--- START OF DATA RECORDS ---
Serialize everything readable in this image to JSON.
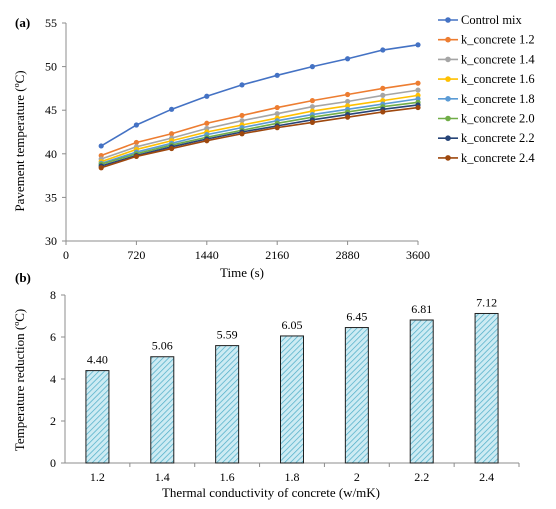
{
  "chart_data": [
    {
      "panel": "(a)",
      "type": "line",
      "xlabel": "Time (s)",
      "ylabel": "Pavement temperature (ºC)",
      "xlim": [
        0,
        3600
      ],
      "ylim": [
        30,
        55
      ],
      "xticks": [
        0,
        720,
        1440,
        2160,
        2880,
        3600
      ],
      "yticks": [
        30,
        35,
        40,
        45,
        50,
        55
      ],
      "grid": "none",
      "legend": "right",
      "x": [
        360,
        720,
        1080,
        1440,
        1800,
        2160,
        2520,
        2880,
        3240,
        3600
      ],
      "series": [
        {
          "name": "Control mix",
          "color": "#4472C4",
          "values": [
            40.9,
            43.3,
            45.1,
            46.6,
            47.9,
            49.0,
            50.0,
            50.9,
            51.9,
            52.5
          ]
        },
        {
          "name": "k_concrete 1.2",
          "color": "#ED7D31",
          "values": [
            39.8,
            41.3,
            42.3,
            43.5,
            44.4,
            45.3,
            46.1,
            46.8,
            47.5,
            48.1
          ]
        },
        {
          "name": "k_concrete 1.4",
          "color": "#A5A5A5",
          "values": [
            39.4,
            40.8,
            41.8,
            42.9,
            43.8,
            44.6,
            45.4,
            46.0,
            46.7,
            47.3
          ]
        },
        {
          "name": "k_concrete 1.6",
          "color": "#FFC000",
          "values": [
            39.1,
            40.5,
            41.5,
            42.5,
            43.3,
            44.1,
            44.9,
            45.5,
            46.1,
            46.7
          ]
        },
        {
          "name": "k_concrete 1.8",
          "color": "#5B9BD5",
          "values": [
            38.9,
            40.2,
            41.2,
            42.2,
            43.0,
            43.8,
            44.5,
            45.1,
            45.7,
            46.3
          ]
        },
        {
          "name": "k_concrete 2.0",
          "color": "#70AD47",
          "values": [
            38.8,
            40.0,
            41.0,
            41.9,
            42.7,
            43.5,
            44.2,
            44.8,
            45.4,
            45.9
          ]
        },
        {
          "name": "k_concrete 2.2",
          "color": "#264478",
          "values": [
            38.6,
            39.8,
            40.8,
            41.7,
            42.5,
            43.2,
            43.9,
            44.5,
            45.1,
            45.6
          ]
        },
        {
          "name": "k_concrete 2.4",
          "color": "#9E480E",
          "values": [
            38.4,
            39.7,
            40.6,
            41.5,
            42.3,
            43.0,
            43.6,
            44.2,
            44.8,
            45.3
          ]
        }
      ]
    },
    {
      "panel": "(b)",
      "type": "bar",
      "xlabel": "Thermal conductivity of concrete (w/mK)",
      "ylabel": "Temperature reduction (ºC)",
      "ylim": [
        0,
        8
      ],
      "yticks": [
        0,
        2,
        4,
        6,
        8
      ],
      "grid": "none",
      "bar_fill": "#CDEBF3",
      "bar_hatch": "#4BACC6",
      "bar_edge": "#1F1F1F",
      "categories": [
        "1.2",
        "1.4",
        "1.6",
        "1.8",
        "2",
        "2.2",
        "2.4"
      ],
      "values": [
        4.4,
        5.06,
        5.59,
        6.05,
        6.45,
        6.81,
        7.12
      ],
      "labels": [
        "4.40",
        "5.06",
        "5.59",
        "6.05",
        "6.45",
        "6.81",
        "7.12"
      ]
    }
  ]
}
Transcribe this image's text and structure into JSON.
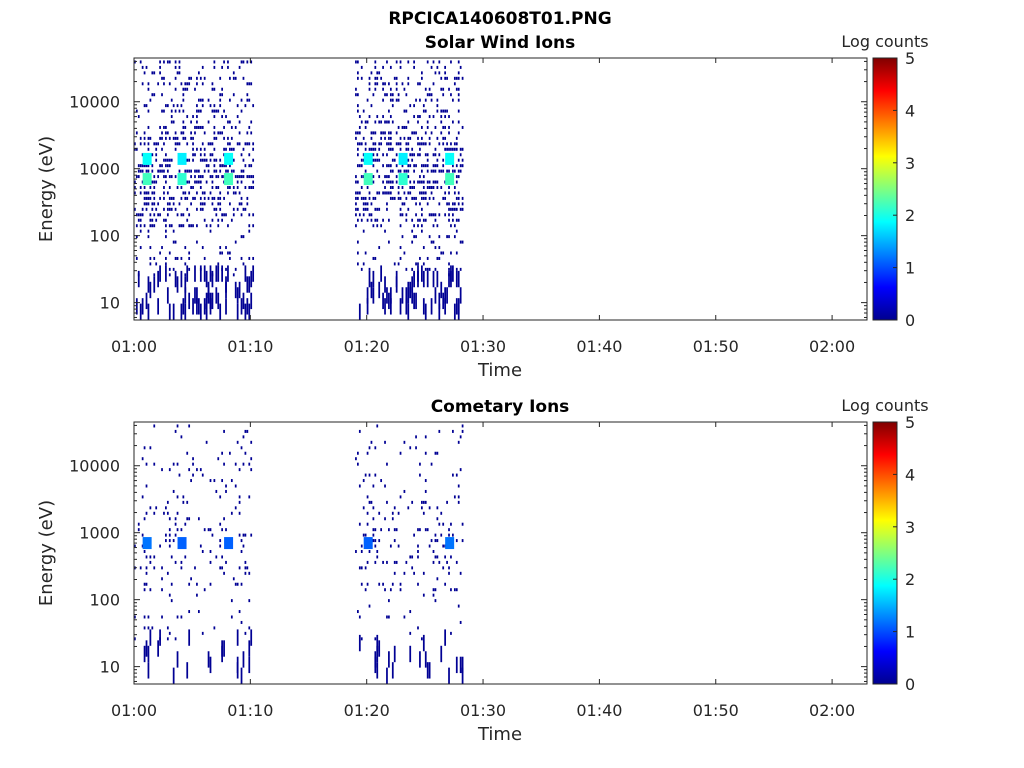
{
  "figure_title": "RPCICA140608T01.PNG",
  "chart_data": [
    {
      "type": "heatmap",
      "title": "Solar Wind Ions",
      "xlabel": "Time",
      "ylabel": "Energy (eV)",
      "xlim": [
        "01:00",
        "02:03"
      ],
      "xticks": [
        "01:00",
        "01:10",
        "01:20",
        "01:30",
        "01:40",
        "01:50",
        "02:00"
      ],
      "ylim": [
        5.5,
        45000
      ],
      "yscale": "log",
      "yticks": [
        "10",
        "100",
        "1000",
        "10000"
      ],
      "colorbar": {
        "label": "Log counts",
        "min": 0,
        "max": 5,
        "ticks": [
          "0",
          "1",
          "2",
          "3",
          "4",
          "5"
        ],
        "colormap": "jet"
      },
      "data_intervals": [
        {
          "start": "01:00",
          "end": "01:10"
        },
        {
          "start": "01:19",
          "end": "01:28"
        }
      ],
      "peaks": [
        {
          "time": "01:01",
          "energy_eV": 700,
          "log_counts": 2.2
        },
        {
          "time": "01:01",
          "energy_eV": 1400,
          "log_counts": 1.9
        },
        {
          "time": "01:04",
          "energy_eV": 700,
          "log_counts": 2.1
        },
        {
          "time": "01:04",
          "energy_eV": 1400,
          "log_counts": 1.8
        },
        {
          "time": "01:08",
          "energy_eV": 700,
          "log_counts": 2.2
        },
        {
          "time": "01:08",
          "energy_eV": 1400,
          "log_counts": 1.9
        },
        {
          "time": "01:20",
          "energy_eV": 700,
          "log_counts": 2.2
        },
        {
          "time": "01:20",
          "energy_eV": 1400,
          "log_counts": 1.9
        },
        {
          "time": "01:23",
          "energy_eV": 700,
          "log_counts": 2.1
        },
        {
          "time": "01:23",
          "energy_eV": 1400,
          "log_counts": 1.8
        },
        {
          "time": "01:27",
          "energy_eV": 700,
          "log_counts": 2.2
        },
        {
          "time": "01:27",
          "energy_eV": 1400,
          "log_counts": 1.9
        }
      ],
      "background_log_counts": 0.1
    },
    {
      "type": "heatmap",
      "title": "Cometary Ions",
      "xlabel": "Time",
      "ylabel": "Energy (eV)",
      "xlim": [
        "01:00",
        "02:03"
      ],
      "xticks": [
        "01:00",
        "01:10",
        "01:20",
        "01:30",
        "01:40",
        "01:50",
        "02:00"
      ],
      "ylim": [
        5.5,
        45000
      ],
      "yscale": "log",
      "yticks": [
        "10",
        "100",
        "1000",
        "10000"
      ],
      "colorbar": {
        "label": "Log counts",
        "min": 0,
        "max": 5,
        "ticks": [
          "0",
          "1",
          "2",
          "3",
          "4",
          "5"
        ],
        "colormap": "jet"
      },
      "data_intervals": [
        {
          "start": "01:00",
          "end": "01:10"
        },
        {
          "start": "01:19",
          "end": "01:28"
        }
      ],
      "peaks": [
        {
          "time": "01:01",
          "energy_eV": 700,
          "log_counts": 1.2
        },
        {
          "time": "01:04",
          "energy_eV": 700,
          "log_counts": 1.1
        },
        {
          "time": "01:08",
          "energy_eV": 700,
          "log_counts": 1.1
        },
        {
          "time": "01:20",
          "energy_eV": 700,
          "log_counts": 1.1
        },
        {
          "time": "01:27",
          "energy_eV": 700,
          "log_counts": 1.2
        }
      ],
      "background_log_counts": 0.1
    }
  ]
}
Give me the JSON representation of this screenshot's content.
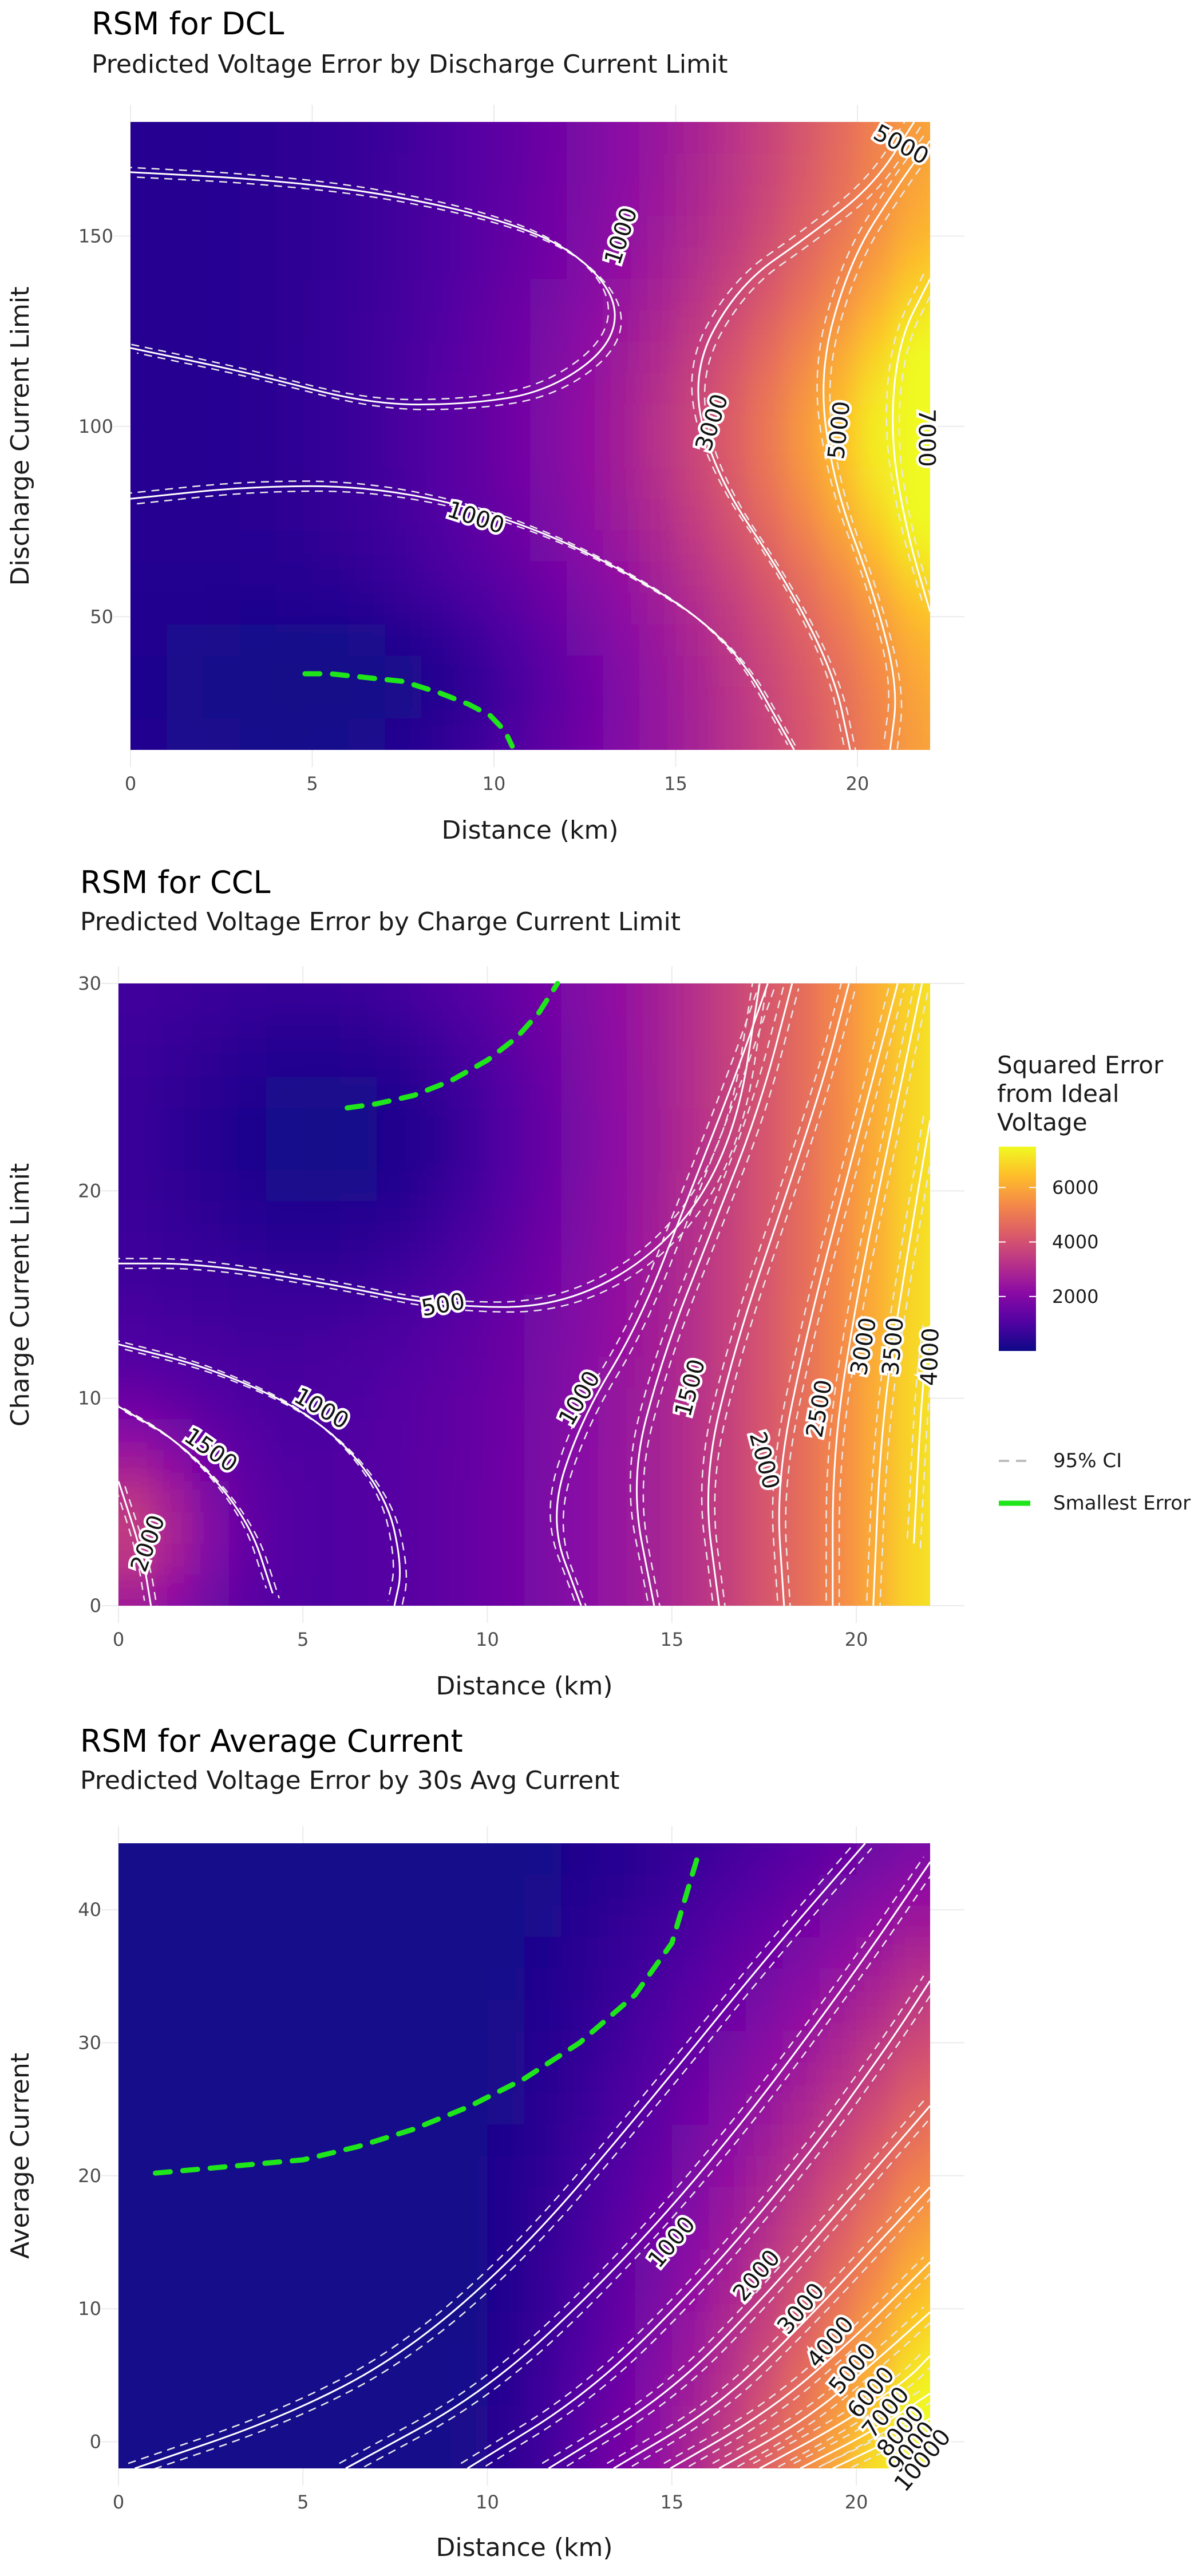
{
  "legend": {
    "colorbar_title": [
      "Squared Error",
      " from Ideal",
      " Voltage"
    ],
    "colorbar_ticks": [
      2000,
      4000,
      6000
    ],
    "colorbar_range": [
      0,
      7500
    ],
    "colormap": [
      "#0d0887",
      "#5302a3",
      "#8b0aa5",
      "#b83289",
      "#db5c68",
      "#f48849",
      "#febd2a",
      "#f0f921"
    ],
    "ci_label": "95% CI",
    "smallest_label": "Smallest Error",
    "contour_color": "#ffffff",
    "smallest_color": "#1fe61a"
  },
  "chart_data": [
    {
      "type": "heatmap",
      "title": "RSM for DCL",
      "subtitle": "Predicted Voltage Error by Discharge Current Limit",
      "xlabel": "Distance (km)",
      "ylabel": "Discharge Current Limit",
      "xlim": [
        0,
        22
      ],
      "ylim": [
        15,
        180
      ],
      "xticks": [
        0,
        5,
        10,
        15,
        20
      ],
      "yticks": [
        50,
        100,
        150
      ],
      "contour_labels": [
        {
          "text": "1000",
          "x": 13.5,
          "y": 150,
          "angle": -72
        },
        {
          "text": "1000",
          "x": 9.5,
          "y": 76,
          "angle": 18
        },
        {
          "text": "3000",
          "x": 16.0,
          "y": 101,
          "angle": -72
        },
        {
          "text": "5000",
          "x": 19.5,
          "y": 99,
          "angle": -84
        },
        {
          "text": "5000",
          "x": 21.2,
          "y": 174,
          "angle": 28
        },
        {
          "text": "7000",
          "x": 21.9,
          "y": 97,
          "angle": 90
        }
      ],
      "smallest_error_path": [
        [
          4.8,
          35
        ],
        [
          5.5,
          35
        ],
        [
          6.5,
          34
        ],
        [
          7.5,
          33
        ],
        [
          8.5,
          30
        ],
        [
          9.3,
          27
        ],
        [
          9.9,
          24
        ],
        [
          10.3,
          20
        ],
        [
          10.5,
          16
        ]
      ]
    },
    {
      "type": "heatmap",
      "title": "RSM for CCL",
      "subtitle": "Predicted Voltage Error by Charge Current Limit",
      "xlabel": "Distance (km)",
      "ylabel": "Charge Current Limit",
      "xlim": [
        0,
        22
      ],
      "ylim": [
        0,
        30
      ],
      "xticks": [
        0,
        5,
        10,
        15,
        20
      ],
      "yticks": [
        0,
        10,
        20,
        30
      ],
      "contour_labels": [
        {
          "text": "500",
          "x": 8.8,
          "y": 14.5,
          "angle": -10
        },
        {
          "text": "1000",
          "x": 5.5,
          "y": 9.5,
          "angle": 30
        },
        {
          "text": "1500",
          "x": 2.5,
          "y": 7.5,
          "angle": 35
        },
        {
          "text": "2000",
          "x": 0.8,
          "y": 3.0,
          "angle": -70
        },
        {
          "text": "1000",
          "x": 12.5,
          "y": 10.0,
          "angle": -60
        },
        {
          "text": "1500",
          "x": 15.5,
          "y": 10.5,
          "angle": -75
        },
        {
          "text": "2000",
          "x": 17.5,
          "y": 7.0,
          "angle": 75
        },
        {
          "text": "2500",
          "x": 19.0,
          "y": 9.5,
          "angle": -80
        },
        {
          "text": "3000",
          "x": 20.2,
          "y": 12.5,
          "angle": -80
        },
        {
          "text": "3500",
          "x": 21.0,
          "y": 12.5,
          "angle": -85
        },
        {
          "text": "4000",
          "x": 22.0,
          "y": 12.0,
          "angle": -88
        }
      ],
      "smallest_error_path": [
        [
          6.2,
          24
        ],
        [
          7.0,
          24.2
        ],
        [
          8.0,
          24.6
        ],
        [
          9.0,
          25.3
        ],
        [
          10.0,
          26.3
        ],
        [
          10.8,
          27.4
        ],
        [
          11.4,
          28.6
        ],
        [
          11.9,
          30
        ]
      ]
    },
    {
      "type": "heatmap",
      "title": "RSM for Average Current",
      "subtitle": "Predicted Voltage Error by 30s Avg Current",
      "xlabel": "Distance (km)",
      "ylabel": "Average Current",
      "xlim": [
        0,
        22
      ],
      "ylim": [
        -2,
        45
      ],
      "xticks": [
        0,
        5,
        10,
        15,
        20
      ],
      "yticks": [
        0,
        10,
        20,
        30,
        40
      ],
      "contour_labels": [
        {
          "text": "1000",
          "x": 15.0,
          "y": 15.0,
          "angle": -50
        },
        {
          "text": "2000",
          "x": 17.3,
          "y": 12.5,
          "angle": -50
        },
        {
          "text": "3000",
          "x": 18.5,
          "y": 10.0,
          "angle": -50
        },
        {
          "text": "4000",
          "x": 19.3,
          "y": 7.5,
          "angle": -50
        },
        {
          "text": "5000",
          "x": 19.9,
          "y": 5.5,
          "angle": -50
        },
        {
          "text": "6000",
          "x": 20.4,
          "y": 3.7,
          "angle": -50
        },
        {
          "text": "7000",
          "x": 20.8,
          "y": 2.2,
          "angle": -50
        },
        {
          "text": "8000",
          "x": 21.2,
          "y": 0.8,
          "angle": -50
        },
        {
          "text": "9000",
          "x": 21.5,
          "y": -0.4,
          "angle": -50
        },
        {
          "text": "10000",
          "x": 21.8,
          "y": -1.4,
          "angle": -50
        }
      ],
      "smallest_error_path": [
        [
          1.0,
          20.2
        ],
        [
          5.0,
          21.2
        ],
        [
          6.5,
          22.2
        ],
        [
          8.0,
          23.5
        ],
        [
          9.5,
          25.2
        ],
        [
          11.0,
          27.3
        ],
        [
          12.5,
          30.0
        ],
        [
          14.0,
          33.6
        ],
        [
          15.0,
          37.5
        ],
        [
          15.7,
          44
        ]
      ]
    }
  ]
}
--- END OF DATA RECORDS ---
- _BRIEF_
State the count of lines that contain the string "ylabel". Nothing else is needed.

- _RESULT OF THIS EXERCISE_
7